Entries supplied
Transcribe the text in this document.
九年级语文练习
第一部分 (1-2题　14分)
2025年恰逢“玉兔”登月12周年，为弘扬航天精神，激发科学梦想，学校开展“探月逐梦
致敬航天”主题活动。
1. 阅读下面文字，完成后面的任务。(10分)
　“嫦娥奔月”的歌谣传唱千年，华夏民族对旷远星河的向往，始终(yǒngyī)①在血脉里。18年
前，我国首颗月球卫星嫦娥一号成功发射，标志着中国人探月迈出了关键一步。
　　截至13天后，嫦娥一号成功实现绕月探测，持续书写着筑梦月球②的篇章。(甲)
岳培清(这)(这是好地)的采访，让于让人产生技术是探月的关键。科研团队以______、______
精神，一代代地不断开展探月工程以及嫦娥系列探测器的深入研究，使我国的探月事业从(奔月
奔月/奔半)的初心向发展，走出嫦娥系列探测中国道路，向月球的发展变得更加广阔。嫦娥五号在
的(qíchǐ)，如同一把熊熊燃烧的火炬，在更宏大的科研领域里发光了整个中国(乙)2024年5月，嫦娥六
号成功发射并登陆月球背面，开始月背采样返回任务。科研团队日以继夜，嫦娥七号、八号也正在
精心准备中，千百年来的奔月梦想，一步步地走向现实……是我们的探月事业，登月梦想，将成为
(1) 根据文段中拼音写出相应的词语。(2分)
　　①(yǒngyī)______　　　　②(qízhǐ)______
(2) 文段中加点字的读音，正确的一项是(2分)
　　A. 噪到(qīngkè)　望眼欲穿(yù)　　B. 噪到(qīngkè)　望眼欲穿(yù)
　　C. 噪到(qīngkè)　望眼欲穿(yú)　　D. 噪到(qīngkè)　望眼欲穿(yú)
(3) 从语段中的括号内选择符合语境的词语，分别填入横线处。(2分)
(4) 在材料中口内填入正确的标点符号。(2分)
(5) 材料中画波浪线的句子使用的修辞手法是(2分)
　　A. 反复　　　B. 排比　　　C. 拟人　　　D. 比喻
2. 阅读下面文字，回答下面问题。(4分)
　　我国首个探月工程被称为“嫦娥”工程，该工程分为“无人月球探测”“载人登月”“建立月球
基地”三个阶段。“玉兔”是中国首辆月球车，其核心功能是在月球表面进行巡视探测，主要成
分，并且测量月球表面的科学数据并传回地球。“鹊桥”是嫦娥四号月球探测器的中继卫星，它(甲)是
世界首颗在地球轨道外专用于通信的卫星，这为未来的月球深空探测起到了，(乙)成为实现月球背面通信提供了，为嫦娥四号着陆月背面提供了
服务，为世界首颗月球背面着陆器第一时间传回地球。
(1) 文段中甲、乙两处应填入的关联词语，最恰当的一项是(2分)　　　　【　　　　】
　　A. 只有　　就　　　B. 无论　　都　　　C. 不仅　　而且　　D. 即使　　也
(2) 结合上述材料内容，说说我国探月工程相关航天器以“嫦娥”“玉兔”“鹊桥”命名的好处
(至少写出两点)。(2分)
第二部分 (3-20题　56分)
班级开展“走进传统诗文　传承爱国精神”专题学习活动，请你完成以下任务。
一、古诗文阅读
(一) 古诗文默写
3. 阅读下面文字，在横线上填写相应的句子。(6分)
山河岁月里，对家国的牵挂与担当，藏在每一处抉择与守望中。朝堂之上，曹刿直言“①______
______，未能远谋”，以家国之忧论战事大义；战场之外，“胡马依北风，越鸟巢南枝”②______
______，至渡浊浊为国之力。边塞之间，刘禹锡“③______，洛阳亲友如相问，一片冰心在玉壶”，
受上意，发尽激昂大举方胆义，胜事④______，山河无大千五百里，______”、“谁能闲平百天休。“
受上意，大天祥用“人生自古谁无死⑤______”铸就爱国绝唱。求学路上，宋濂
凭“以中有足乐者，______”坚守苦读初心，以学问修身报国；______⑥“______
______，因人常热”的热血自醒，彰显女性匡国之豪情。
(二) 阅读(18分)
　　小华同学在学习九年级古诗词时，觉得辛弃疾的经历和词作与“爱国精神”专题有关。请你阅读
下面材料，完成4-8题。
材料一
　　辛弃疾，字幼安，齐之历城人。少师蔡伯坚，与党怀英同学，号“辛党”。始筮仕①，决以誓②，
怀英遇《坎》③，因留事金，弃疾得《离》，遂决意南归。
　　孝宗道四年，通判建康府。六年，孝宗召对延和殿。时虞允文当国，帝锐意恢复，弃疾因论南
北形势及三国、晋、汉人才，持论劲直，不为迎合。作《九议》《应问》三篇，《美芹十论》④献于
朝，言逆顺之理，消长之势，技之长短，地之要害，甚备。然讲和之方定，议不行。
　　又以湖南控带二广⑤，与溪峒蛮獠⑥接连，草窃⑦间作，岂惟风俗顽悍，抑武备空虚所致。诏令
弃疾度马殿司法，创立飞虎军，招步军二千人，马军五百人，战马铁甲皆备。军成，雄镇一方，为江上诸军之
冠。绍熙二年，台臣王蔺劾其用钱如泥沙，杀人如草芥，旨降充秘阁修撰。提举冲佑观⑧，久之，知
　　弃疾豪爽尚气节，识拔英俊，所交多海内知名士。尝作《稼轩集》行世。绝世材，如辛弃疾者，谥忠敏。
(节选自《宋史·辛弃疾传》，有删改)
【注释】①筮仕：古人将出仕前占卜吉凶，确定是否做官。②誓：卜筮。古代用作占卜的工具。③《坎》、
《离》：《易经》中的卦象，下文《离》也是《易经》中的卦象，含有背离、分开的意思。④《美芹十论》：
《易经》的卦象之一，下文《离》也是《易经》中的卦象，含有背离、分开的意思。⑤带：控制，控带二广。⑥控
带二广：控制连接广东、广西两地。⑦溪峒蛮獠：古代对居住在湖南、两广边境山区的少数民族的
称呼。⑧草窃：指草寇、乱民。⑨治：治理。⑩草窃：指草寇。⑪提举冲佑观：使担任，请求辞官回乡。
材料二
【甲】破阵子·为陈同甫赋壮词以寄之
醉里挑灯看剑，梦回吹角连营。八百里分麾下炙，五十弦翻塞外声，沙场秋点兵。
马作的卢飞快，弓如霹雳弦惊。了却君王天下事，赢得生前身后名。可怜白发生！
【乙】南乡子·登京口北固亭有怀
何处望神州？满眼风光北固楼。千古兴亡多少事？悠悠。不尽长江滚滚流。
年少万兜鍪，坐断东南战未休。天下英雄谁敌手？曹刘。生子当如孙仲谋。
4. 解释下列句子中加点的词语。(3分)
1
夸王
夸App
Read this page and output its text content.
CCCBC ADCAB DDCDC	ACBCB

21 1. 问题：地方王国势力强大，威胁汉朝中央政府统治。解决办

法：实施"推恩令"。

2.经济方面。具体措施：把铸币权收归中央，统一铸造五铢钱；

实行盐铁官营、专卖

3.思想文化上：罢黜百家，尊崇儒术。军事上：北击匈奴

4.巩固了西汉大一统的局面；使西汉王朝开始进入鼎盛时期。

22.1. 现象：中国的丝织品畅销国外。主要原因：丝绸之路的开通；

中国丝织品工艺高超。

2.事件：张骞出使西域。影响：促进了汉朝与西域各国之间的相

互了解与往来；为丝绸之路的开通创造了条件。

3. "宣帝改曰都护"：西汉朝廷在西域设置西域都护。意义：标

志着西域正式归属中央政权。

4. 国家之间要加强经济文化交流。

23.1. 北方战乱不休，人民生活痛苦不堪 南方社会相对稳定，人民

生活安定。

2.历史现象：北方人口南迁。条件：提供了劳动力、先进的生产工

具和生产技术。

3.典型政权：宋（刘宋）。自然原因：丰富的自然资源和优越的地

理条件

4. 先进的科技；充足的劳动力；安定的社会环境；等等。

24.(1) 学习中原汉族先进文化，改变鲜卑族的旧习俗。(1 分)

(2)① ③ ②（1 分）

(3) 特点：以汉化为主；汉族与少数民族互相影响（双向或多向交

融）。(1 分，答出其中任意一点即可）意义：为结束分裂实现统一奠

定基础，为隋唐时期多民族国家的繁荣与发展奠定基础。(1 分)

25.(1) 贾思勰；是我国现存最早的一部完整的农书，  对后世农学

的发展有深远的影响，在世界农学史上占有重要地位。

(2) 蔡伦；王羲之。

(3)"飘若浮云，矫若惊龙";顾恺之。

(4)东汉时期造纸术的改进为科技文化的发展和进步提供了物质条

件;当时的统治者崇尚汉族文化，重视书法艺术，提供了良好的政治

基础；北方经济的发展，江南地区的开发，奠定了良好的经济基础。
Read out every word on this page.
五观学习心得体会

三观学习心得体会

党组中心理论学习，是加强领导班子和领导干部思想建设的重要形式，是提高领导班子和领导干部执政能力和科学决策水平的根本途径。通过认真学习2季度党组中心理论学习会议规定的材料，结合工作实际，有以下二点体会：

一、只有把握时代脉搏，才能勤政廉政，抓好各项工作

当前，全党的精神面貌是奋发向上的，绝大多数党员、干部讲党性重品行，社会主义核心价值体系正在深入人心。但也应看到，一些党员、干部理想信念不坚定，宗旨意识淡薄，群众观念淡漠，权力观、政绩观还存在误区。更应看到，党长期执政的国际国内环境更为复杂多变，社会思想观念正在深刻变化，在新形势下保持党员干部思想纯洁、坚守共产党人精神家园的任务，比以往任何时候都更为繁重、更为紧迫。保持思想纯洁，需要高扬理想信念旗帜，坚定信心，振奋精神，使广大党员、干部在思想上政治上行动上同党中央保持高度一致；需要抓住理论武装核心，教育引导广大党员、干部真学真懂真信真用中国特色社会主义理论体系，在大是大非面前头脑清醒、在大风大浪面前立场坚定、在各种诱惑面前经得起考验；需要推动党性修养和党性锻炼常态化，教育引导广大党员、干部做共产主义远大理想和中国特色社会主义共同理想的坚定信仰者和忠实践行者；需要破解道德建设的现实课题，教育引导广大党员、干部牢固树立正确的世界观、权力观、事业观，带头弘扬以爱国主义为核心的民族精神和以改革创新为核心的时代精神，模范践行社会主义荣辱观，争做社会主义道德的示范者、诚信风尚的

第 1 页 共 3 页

Given problem
Write out only the final block of lines, starting at the line with "Read out every word on this page." and running to the end of the material.

Complete answer
Read out every word on this page.
五观学习心得体会

三观学习心得体会

党组中心理论学习，是加强领导班子和领导干部思想建设的重要形式，是提高领导班子和领导干部执政能力和科学决策水平的根本途径。通过认真学习2季度党组中心理论学习会议规定的材料，结合工作实际，有以下二点体会：

一、只有把握时代脉搏，才能勤政廉政，抓好各项工作

当前，全党的精神面貌是奋发向上的，绝大多数党员、干部讲党性重品行，社会主义核心价值体系正在深入人心。但也应看到，一些党员、干部理想信念不坚定，宗旨意识淡薄，群众观念淡漠，权力观、政绩观还存在误区。更应看到，党长期执政的国际国内环境更为复杂多变，社会思想观念正在深刻变化，在新形势下保持党员干部思想纯洁、坚守共产党人精神家园的任务，比以往任何时候都更为繁重、更为紧迫。保持思想纯洁，需要高扬理想信念旗帜，坚定信心，振奋精神，使广大党员、干部在思想上政治上行动上同党中央保持高度一致；需要抓住理论武装核心，教育引导广大党员、干部真学真懂真信真用中国特色社会主义理论体系，在大是大非面前头脑清醒、在大风大浪面前立场坚定、在各种诱惑面前经得起考验；需要推动党性修养和党性锻炼常态化，教育引导广大党员、干部做共产主义远大理想和中国特色社会主义共同理想的坚定信仰者和忠实践行者；需要破解道德建设的现实课题，教育引导广大党员、干部牢固树立正确的世界观、权力观、事业观，带头弘扬以爱国主义为核心的民族精神和以改革创新为核心的时代精神，模范践行社会主义荣辱观，争做社会主义道德的示范者、诚信风尚的

第 1 页 共 3 页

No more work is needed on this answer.